[What is expected]
Exactly how many lines have the word "arrow"? Answer with the bare number.

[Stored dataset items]
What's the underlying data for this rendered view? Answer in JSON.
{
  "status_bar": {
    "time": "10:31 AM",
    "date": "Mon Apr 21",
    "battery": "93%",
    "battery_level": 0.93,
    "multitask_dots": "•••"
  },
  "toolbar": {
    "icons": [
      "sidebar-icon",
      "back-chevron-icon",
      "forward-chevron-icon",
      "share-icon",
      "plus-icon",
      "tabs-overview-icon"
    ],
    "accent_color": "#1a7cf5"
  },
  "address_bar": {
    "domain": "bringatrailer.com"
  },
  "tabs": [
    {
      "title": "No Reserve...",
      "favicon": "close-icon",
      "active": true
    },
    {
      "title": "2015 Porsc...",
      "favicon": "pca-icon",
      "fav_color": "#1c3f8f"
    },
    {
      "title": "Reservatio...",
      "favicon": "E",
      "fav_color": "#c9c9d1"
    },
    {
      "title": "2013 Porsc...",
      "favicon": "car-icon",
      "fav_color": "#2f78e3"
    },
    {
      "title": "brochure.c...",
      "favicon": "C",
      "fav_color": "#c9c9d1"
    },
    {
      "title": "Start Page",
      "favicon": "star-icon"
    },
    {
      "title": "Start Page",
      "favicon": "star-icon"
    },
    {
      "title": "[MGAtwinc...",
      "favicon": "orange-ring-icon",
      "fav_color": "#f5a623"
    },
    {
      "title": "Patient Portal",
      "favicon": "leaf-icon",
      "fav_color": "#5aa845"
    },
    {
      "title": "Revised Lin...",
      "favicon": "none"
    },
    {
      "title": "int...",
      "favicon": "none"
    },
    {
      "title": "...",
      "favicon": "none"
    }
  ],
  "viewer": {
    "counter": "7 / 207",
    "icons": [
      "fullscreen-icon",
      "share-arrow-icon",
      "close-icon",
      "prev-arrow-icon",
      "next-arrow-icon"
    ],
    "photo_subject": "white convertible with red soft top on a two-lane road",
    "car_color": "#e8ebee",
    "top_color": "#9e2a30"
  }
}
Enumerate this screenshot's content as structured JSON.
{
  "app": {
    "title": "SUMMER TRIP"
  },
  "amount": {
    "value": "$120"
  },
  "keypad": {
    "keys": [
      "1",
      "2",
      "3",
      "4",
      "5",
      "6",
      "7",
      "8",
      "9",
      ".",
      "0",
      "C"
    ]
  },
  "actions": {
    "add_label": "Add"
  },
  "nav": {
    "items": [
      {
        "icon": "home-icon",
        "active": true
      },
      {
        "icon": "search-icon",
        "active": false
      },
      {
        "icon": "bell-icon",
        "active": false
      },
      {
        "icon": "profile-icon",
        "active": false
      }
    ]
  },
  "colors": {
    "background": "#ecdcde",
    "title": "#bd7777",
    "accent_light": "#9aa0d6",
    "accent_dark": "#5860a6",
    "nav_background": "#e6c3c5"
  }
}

[Full response]
3